▸ WHAT THIS TASK INVOLVES
The records below are to be copied word for word, with every picture left out.

▸ SUPPLIED RECORDS
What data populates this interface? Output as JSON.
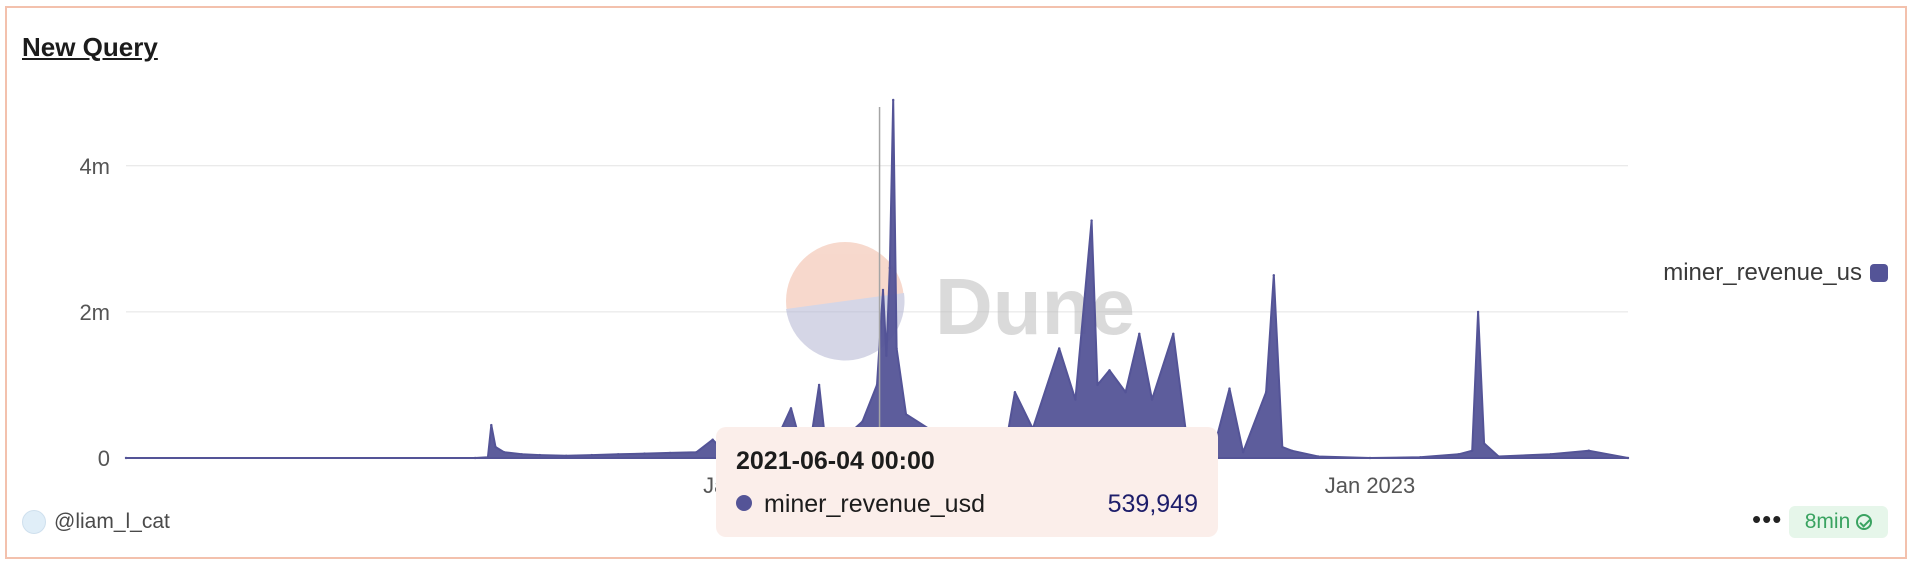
{
  "card": {
    "title": "New Query",
    "author": "@liam_l_cat",
    "more_label": "•••",
    "refresh_badge": "8min"
  },
  "watermark": {
    "text": "Dune"
  },
  "tooltip": {
    "date": "2021-06-04 00:00",
    "series": "miner_revenue_usd",
    "value": "539,949"
  },
  "legend": {
    "label": "miner_revenue_us",
    "color": "#545497"
  },
  "colors": {
    "series": "#545497",
    "grid": "#e4e4e4",
    "axis_text": "#555555",
    "border": "#f3c1ad"
  },
  "chart_data": {
    "type": "area",
    "xlabel": "",
    "ylabel": "",
    "xlim": [
      "2019-01-01",
      "2023-10-31"
    ],
    "ylim": [
      0,
      4900000
    ],
    "yticks": [
      0,
      2000000,
      4000000
    ],
    "ytick_labels": [
      "0",
      "2m",
      "4m"
    ],
    "xticks": [
      "2021-01-01",
      "2023-01-01"
    ],
    "xtick_labels": [
      "Jan 2021",
      "Jan 2023"
    ],
    "grid": true,
    "legend_position": "right",
    "series": [
      {
        "name": "miner_revenue_us",
        "points": [
          [
            "2019-01-01",
            0
          ],
          [
            "2020-02-15",
            0
          ],
          [
            "2020-03-01",
            10000
          ],
          [
            "2020-03-05",
            450000
          ],
          [
            "2020-03-10",
            150000
          ],
          [
            "2020-03-20",
            80000
          ],
          [
            "2020-04-10",
            50000
          ],
          [
            "2020-05-01",
            40000
          ],
          [
            "2020-06-01",
            30000
          ],
          [
            "2020-07-01",
            40000
          ],
          [
            "2020-08-01",
            50000
          ],
          [
            "2020-09-01",
            60000
          ],
          [
            "2020-10-01",
            70000
          ],
          [
            "2020-11-01",
            80000
          ],
          [
            "2020-11-20",
            250000
          ],
          [
            "2020-12-01",
            120000
          ],
          [
            "2021-01-01",
            130000
          ],
          [
            "2021-02-01",
            200000
          ],
          [
            "2021-02-20",
            680000
          ],
          [
            "2021-03-01",
            300000
          ],
          [
            "2021-03-15",
            220000
          ],
          [
            "2021-03-25",
            1000000
          ],
          [
            "2021-04-01",
            250000
          ],
          [
            "2021-05-01",
            350000
          ],
          [
            "2021-05-15",
            500000
          ],
          [
            "2021-06-01",
            1000000
          ],
          [
            "2021-06-08",
            2300000
          ],
          [
            "2021-06-12",
            1400000
          ],
          [
            "2021-06-16",
            2600000
          ],
          [
            "2021-06-20",
            4900000
          ],
          [
            "2021-06-24",
            1500000
          ],
          [
            "2021-07-05",
            600000
          ],
          [
            "2021-08-01",
            400000
          ],
          [
            "2021-09-01",
            200000
          ],
          [
            "2021-10-01",
            250000
          ],
          [
            "2021-11-01",
            300000
          ],
          [
            "2021-11-10",
            900000
          ],
          [
            "2021-12-01",
            400000
          ],
          [
            "2022-01-01",
            1500000
          ],
          [
            "2022-01-20",
            800000
          ],
          [
            "2022-02-08",
            3250000
          ],
          [
            "2022-02-15",
            1000000
          ],
          [
            "2022-03-01",
            1200000
          ],
          [
            "2022-03-20",
            900000
          ],
          [
            "2022-04-05",
            1700000
          ],
          [
            "2022-04-20",
            800000
          ],
          [
            "2022-05-15",
            1700000
          ],
          [
            "2022-06-01",
            150000
          ],
          [
            "2022-07-01",
            100000
          ],
          [
            "2022-07-20",
            950000
          ],
          [
            "2022-08-05",
            80000
          ],
          [
            "2022-09-01",
            900000
          ],
          [
            "2022-09-10",
            2500000
          ],
          [
            "2022-09-20",
            150000
          ],
          [
            "2022-10-01",
            100000
          ],
          [
            "2022-11-01",
            20000
          ],
          [
            "2023-01-01",
            0
          ],
          [
            "2023-03-01",
            10000
          ],
          [
            "2023-04-15",
            50000
          ],
          [
            "2023-05-01",
            100000
          ],
          [
            "2023-05-08",
            2000000
          ],
          [
            "2023-05-15",
            200000
          ],
          [
            "2023-06-01",
            20000
          ],
          [
            "2023-08-01",
            50000
          ],
          [
            "2023-09-15",
            100000
          ],
          [
            "2023-10-31",
            0
          ]
        ]
      }
    ],
    "hover": {
      "x": "2021-06-04",
      "y": 539949
    }
  }
}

▸ OUTPUT OF THE TASK
What data populates this interface? Output as JSON.
{
  "card": {
    "title": "New Query",
    "author": "@liam_l_cat",
    "more_label": "•••",
    "refresh_badge": "8min"
  },
  "watermark": {
    "text": "Dune"
  },
  "tooltip": {
    "date": "2021-06-04 00:00",
    "series": "miner_revenue_usd",
    "value": "539,949"
  },
  "legend": {
    "label": "miner_revenue_us",
    "color": "#545497"
  },
  "colors": {
    "series": "#545497",
    "grid": "#e4e4e4",
    "axis_text": "#555555",
    "border": "#f3c1ad"
  },
  "chart_data": {
    "type": "area",
    "xlabel": "",
    "ylabel": "",
    "xlim": [
      "2019-01-01",
      "2023-10-31"
    ],
    "ylim": [
      0,
      4900000
    ],
    "yticks": [
      0,
      2000000,
      4000000
    ],
    "ytick_labels": [
      "0",
      "2m",
      "4m"
    ],
    "xticks": [
      "2021-01-01",
      "2023-01-01"
    ],
    "xtick_labels": [
      "Jan 2021",
      "Jan 2023"
    ],
    "grid": true,
    "legend_position": "right",
    "series": [
      {
        "name": "miner_revenue_us",
        "points": [
          [
            "2019-01-01",
            0
          ],
          [
            "2020-02-15",
            0
          ],
          [
            "2020-03-01",
            10000
          ],
          [
            "2020-03-05",
            450000
          ],
          [
            "2020-03-10",
            150000
          ],
          [
            "2020-03-20",
            80000
          ],
          [
            "2020-04-10",
            50000
          ],
          [
            "2020-05-01",
            40000
          ],
          [
            "2020-06-01",
            30000
          ],
          [
            "2020-07-01",
            40000
          ],
          [
            "2020-08-01",
            50000
          ],
          [
            "2020-09-01",
            60000
          ],
          [
            "2020-10-01",
            70000
          ],
          [
            "2020-11-01",
            80000
          ],
          [
            "2020-11-20",
            250000
          ],
          [
            "2020-12-01",
            120000
          ],
          [
            "2021-01-01",
            130000
          ],
          [
            "2021-02-01",
            200000
          ],
          [
            "2021-02-20",
            680000
          ],
          [
            "2021-03-01",
            300000
          ],
          [
            "2021-03-15",
            220000
          ],
          [
            "2021-03-25",
            1000000
          ],
          [
            "2021-04-01",
            250000
          ],
          [
            "2021-05-01",
            350000
          ],
          [
            "2021-05-15",
            500000
          ],
          [
            "2021-06-01",
            1000000
          ],
          [
            "2021-06-08",
            2300000
          ],
          [
            "2021-06-12",
            1400000
          ],
          [
            "2021-06-16",
            2600000
          ],
          [
            "2021-06-20",
            4900000
          ],
          [
            "2021-06-24",
            1500000
          ],
          [
            "2021-07-05",
            600000
          ],
          [
            "2021-08-01",
            400000
          ],
          [
            "2021-09-01",
            200000
          ],
          [
            "2021-10-01",
            250000
          ],
          [
            "2021-11-01",
            300000
          ],
          [
            "2021-11-10",
            900000
          ],
          [
            "2021-12-01",
            400000
          ],
          [
            "2022-01-01",
            1500000
          ],
          [
            "2022-01-20",
            800000
          ],
          [
            "2022-02-08",
            3250000
          ],
          [
            "2022-02-15",
            1000000
          ],
          [
            "2022-03-01",
            1200000
          ],
          [
            "2022-03-20",
            900000
          ],
          [
            "2022-04-05",
            1700000
          ],
          [
            "2022-04-20",
            800000
          ],
          [
            "2022-05-15",
            1700000
          ],
          [
            "2022-06-01",
            150000
          ],
          [
            "2022-07-01",
            100000
          ],
          [
            "2022-07-20",
            950000
          ],
          [
            "2022-08-05",
            80000
          ],
          [
            "2022-09-01",
            900000
          ],
          [
            "2022-09-10",
            2500000
          ],
          [
            "2022-09-20",
            150000
          ],
          [
            "2022-10-01",
            100000
          ],
          [
            "2022-11-01",
            20000
          ],
          [
            "2023-01-01",
            0
          ],
          [
            "2023-03-01",
            10000
          ],
          [
            "2023-04-15",
            50000
          ],
          [
            "2023-05-01",
            100000
          ],
          [
            "2023-05-08",
            2000000
          ],
          [
            "2023-05-15",
            200000
          ],
          [
            "2023-06-01",
            20000
          ],
          [
            "2023-08-01",
            50000
          ],
          [
            "2023-09-15",
            100000
          ],
          [
            "2023-10-31",
            0
          ]
        ]
      }
    ],
    "hover": {
      "x": "2021-06-04",
      "y": 539949
    }
  }
}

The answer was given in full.